--- WHAT TO PRODUCE ---
From the records, pick out and copy each line containing "Bottom".

Dataset records:
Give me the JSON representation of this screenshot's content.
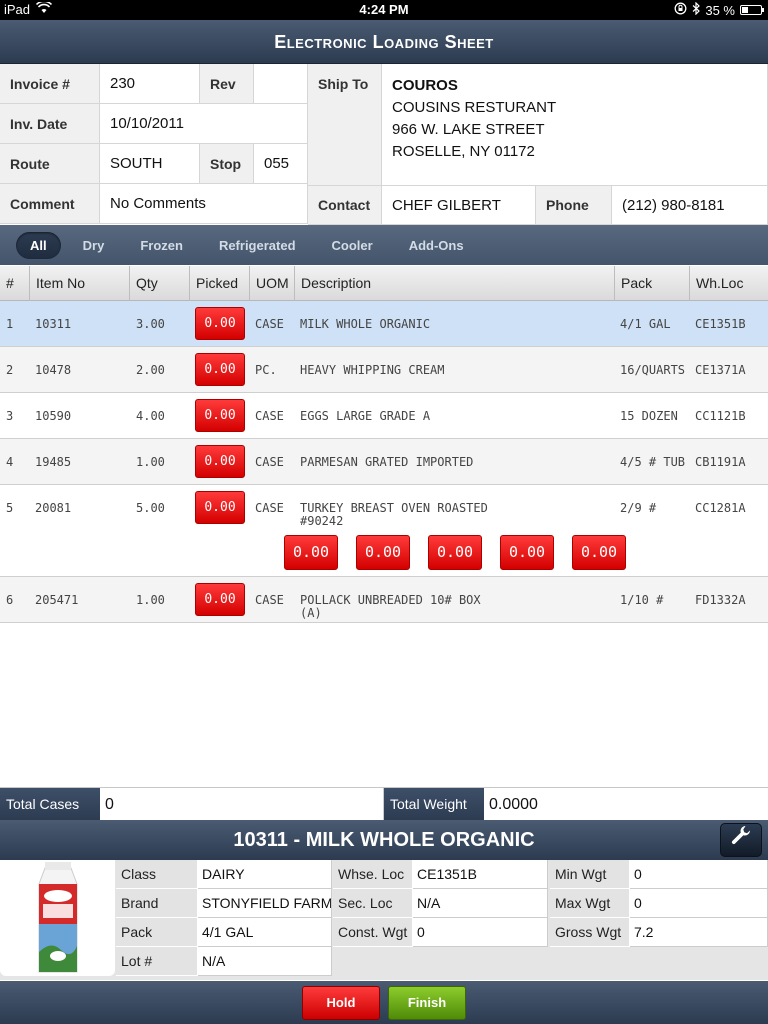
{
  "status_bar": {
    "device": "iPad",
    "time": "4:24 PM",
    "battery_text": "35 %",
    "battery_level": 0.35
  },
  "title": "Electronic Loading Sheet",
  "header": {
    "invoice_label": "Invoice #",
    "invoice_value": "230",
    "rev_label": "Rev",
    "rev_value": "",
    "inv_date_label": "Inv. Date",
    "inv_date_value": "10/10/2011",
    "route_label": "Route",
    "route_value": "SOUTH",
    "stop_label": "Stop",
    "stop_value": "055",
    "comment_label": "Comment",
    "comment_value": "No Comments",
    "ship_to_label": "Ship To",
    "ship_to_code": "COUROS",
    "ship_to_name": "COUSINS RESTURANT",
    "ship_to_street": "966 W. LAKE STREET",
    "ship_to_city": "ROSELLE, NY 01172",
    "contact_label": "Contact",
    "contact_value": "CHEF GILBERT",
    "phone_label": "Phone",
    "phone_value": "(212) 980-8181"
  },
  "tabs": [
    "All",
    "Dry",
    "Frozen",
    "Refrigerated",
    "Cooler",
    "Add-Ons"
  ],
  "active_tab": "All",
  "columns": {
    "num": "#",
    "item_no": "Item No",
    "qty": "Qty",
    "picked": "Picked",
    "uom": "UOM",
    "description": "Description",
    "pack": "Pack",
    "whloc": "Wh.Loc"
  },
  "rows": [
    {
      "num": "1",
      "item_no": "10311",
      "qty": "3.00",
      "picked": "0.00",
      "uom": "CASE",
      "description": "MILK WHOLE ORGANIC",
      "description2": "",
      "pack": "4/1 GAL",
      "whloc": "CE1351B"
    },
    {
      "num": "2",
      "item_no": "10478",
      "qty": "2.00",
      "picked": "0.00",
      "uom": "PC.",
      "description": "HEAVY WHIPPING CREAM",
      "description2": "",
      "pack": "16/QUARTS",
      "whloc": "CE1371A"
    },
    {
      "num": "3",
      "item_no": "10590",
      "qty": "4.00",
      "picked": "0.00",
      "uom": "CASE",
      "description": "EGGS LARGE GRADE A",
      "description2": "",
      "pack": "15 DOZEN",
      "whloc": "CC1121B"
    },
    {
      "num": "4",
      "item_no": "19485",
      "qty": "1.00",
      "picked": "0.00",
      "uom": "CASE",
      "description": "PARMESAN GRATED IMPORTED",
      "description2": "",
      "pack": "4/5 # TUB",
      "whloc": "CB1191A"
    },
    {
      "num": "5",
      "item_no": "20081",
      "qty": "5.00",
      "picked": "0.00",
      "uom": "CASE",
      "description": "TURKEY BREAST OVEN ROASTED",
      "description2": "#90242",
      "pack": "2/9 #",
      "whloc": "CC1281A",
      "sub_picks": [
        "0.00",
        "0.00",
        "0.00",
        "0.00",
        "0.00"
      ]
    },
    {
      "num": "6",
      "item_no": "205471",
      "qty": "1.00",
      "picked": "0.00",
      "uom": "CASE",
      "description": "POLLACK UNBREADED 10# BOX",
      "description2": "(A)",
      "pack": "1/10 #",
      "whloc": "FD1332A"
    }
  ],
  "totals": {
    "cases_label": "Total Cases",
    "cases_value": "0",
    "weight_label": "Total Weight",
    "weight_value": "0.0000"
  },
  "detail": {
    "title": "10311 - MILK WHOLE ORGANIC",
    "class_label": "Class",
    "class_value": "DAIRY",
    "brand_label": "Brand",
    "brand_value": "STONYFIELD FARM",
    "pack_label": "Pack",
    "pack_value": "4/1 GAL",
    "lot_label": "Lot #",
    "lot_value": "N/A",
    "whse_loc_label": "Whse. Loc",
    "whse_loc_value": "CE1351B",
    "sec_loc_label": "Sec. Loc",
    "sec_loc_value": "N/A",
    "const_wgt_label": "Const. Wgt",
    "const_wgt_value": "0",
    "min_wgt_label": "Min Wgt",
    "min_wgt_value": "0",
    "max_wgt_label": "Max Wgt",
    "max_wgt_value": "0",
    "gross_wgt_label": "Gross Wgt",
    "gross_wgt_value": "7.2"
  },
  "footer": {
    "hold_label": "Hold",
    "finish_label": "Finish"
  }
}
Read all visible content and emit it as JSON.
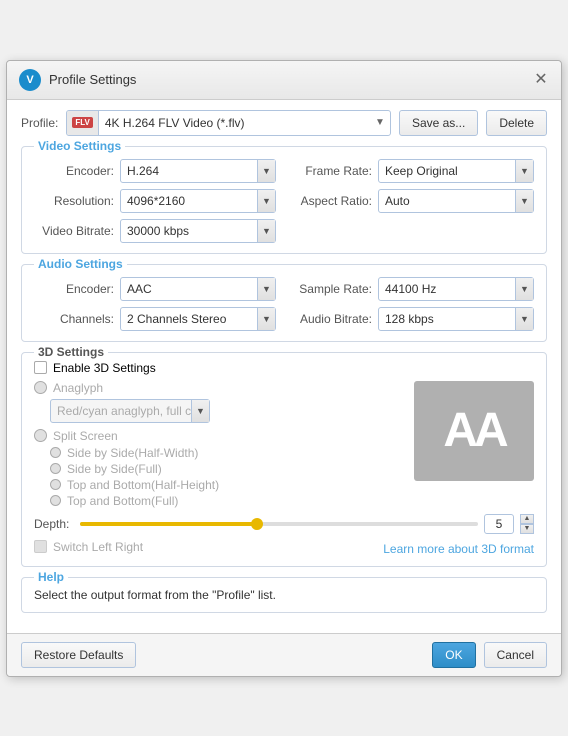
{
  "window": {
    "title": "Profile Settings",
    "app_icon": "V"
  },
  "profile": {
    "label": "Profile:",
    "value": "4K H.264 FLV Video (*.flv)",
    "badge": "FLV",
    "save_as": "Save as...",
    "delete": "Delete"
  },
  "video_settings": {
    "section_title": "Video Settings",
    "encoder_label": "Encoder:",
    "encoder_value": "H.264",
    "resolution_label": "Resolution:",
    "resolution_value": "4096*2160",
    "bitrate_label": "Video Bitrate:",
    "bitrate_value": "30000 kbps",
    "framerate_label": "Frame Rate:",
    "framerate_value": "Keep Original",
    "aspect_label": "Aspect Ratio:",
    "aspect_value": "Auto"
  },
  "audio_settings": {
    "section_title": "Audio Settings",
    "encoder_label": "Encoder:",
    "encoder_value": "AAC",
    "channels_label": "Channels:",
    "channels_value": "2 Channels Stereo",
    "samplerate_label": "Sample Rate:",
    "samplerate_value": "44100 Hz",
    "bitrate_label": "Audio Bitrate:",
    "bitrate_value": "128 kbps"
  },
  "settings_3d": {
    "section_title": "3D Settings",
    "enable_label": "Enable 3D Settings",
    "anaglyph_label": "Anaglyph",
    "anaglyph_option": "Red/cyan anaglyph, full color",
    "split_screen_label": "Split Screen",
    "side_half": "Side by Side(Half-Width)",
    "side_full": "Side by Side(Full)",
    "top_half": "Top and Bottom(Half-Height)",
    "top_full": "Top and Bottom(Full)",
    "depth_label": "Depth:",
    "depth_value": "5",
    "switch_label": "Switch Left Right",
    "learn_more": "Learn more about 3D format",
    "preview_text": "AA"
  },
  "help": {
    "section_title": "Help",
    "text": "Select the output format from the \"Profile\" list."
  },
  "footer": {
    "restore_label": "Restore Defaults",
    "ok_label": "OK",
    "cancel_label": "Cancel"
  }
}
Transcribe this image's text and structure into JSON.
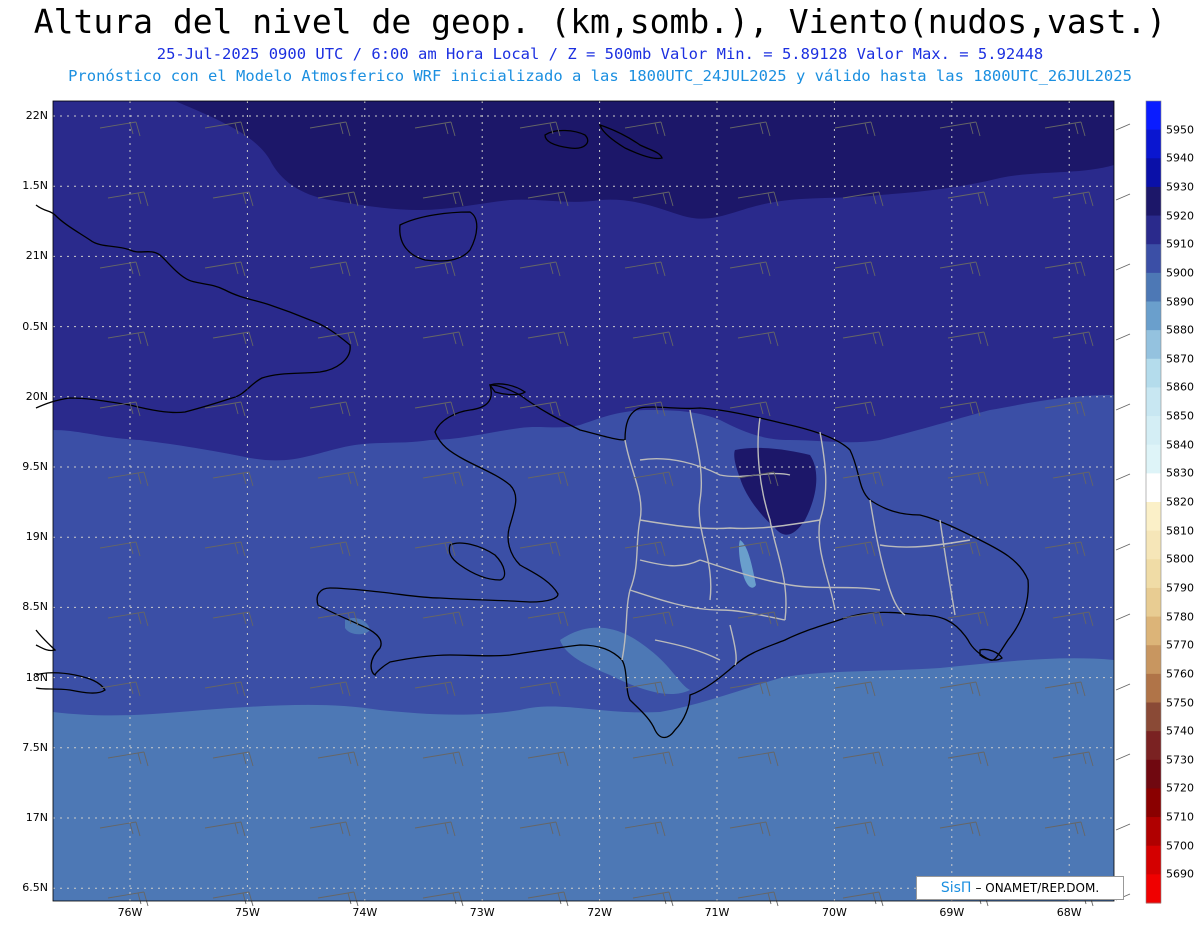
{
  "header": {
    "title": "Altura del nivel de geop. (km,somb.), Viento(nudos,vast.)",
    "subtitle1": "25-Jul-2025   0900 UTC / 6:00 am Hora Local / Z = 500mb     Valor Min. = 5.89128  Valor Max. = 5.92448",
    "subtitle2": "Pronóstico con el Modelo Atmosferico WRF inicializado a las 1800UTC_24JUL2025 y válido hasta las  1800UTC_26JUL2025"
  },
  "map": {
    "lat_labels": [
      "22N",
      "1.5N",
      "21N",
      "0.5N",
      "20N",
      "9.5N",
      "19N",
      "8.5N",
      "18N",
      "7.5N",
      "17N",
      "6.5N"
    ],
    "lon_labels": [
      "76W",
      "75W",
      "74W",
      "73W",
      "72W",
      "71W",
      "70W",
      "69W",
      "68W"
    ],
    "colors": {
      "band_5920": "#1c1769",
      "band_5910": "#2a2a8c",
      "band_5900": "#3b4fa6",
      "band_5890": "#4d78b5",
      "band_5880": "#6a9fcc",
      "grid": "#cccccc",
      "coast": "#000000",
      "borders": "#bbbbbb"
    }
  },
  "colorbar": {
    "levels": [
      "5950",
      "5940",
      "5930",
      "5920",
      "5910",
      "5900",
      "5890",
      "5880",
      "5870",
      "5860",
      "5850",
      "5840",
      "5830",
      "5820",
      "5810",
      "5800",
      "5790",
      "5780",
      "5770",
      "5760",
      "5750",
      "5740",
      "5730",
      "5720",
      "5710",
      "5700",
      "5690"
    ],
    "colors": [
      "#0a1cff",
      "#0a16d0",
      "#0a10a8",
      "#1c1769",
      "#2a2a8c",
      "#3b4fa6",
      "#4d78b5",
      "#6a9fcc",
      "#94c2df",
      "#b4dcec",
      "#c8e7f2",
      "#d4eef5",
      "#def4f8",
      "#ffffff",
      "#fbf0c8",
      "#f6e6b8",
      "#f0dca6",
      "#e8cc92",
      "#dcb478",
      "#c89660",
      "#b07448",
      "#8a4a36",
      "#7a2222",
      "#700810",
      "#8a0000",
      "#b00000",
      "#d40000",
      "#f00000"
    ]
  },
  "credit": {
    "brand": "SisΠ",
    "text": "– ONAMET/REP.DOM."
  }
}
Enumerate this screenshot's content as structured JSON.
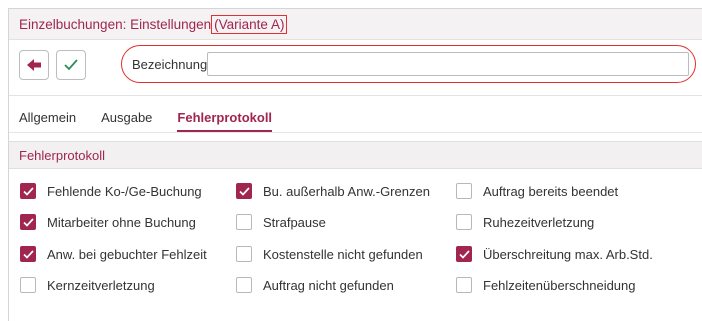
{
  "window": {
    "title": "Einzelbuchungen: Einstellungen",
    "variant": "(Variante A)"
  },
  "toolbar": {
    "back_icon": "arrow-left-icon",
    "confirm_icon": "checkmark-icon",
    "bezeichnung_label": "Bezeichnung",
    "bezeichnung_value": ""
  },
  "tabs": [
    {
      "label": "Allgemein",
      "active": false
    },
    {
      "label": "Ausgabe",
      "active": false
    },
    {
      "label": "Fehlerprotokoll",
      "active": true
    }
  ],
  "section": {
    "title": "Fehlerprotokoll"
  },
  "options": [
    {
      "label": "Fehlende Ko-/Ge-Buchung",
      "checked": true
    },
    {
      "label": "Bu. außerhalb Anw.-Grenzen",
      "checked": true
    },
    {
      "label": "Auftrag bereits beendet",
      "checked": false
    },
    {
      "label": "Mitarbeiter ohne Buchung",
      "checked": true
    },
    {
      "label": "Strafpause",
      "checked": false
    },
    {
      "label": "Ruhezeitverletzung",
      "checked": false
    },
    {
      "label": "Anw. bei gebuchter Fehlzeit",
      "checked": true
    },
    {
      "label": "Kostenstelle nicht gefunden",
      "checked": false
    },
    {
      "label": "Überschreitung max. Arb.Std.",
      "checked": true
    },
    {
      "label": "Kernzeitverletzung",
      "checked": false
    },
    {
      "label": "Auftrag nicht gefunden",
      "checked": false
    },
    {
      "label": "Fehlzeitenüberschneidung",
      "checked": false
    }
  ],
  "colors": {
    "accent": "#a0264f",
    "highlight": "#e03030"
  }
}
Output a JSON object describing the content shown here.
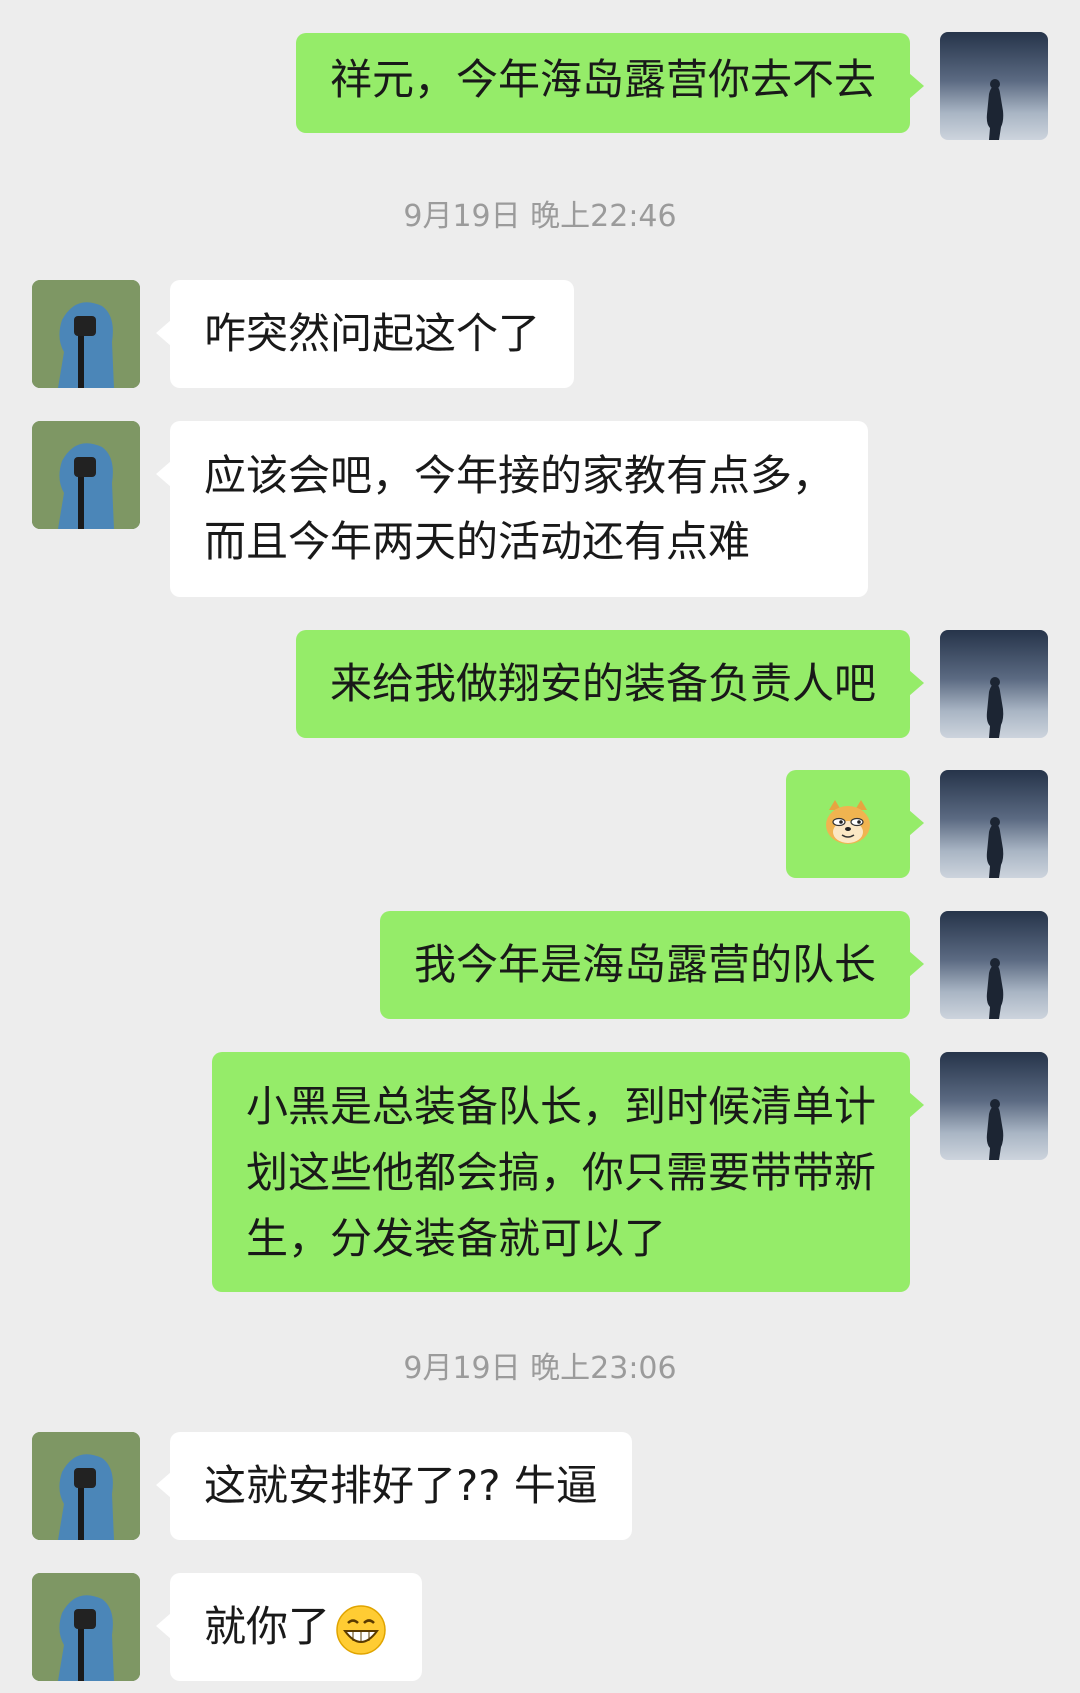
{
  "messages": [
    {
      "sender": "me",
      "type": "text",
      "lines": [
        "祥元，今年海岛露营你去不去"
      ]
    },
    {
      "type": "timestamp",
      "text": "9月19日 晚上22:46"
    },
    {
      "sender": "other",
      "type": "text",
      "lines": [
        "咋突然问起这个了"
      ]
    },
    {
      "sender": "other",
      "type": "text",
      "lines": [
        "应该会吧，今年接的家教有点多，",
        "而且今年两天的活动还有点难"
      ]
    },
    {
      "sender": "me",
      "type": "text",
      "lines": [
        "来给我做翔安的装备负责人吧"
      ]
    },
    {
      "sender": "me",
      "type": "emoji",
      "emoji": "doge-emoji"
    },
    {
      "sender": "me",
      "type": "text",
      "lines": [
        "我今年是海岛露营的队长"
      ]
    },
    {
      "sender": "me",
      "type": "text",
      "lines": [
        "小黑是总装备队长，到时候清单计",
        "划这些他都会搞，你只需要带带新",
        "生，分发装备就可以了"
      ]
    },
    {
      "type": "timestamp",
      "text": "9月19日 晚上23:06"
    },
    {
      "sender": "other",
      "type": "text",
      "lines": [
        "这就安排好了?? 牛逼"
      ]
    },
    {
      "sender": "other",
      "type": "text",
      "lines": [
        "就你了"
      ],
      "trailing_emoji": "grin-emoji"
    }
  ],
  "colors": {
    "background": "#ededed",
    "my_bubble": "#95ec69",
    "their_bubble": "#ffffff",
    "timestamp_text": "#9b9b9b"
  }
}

--- THE ANSWER ---
    "top_half": "Top and Bottom(Half-Height)",
    "top_full": "Top and Bottom(Full)",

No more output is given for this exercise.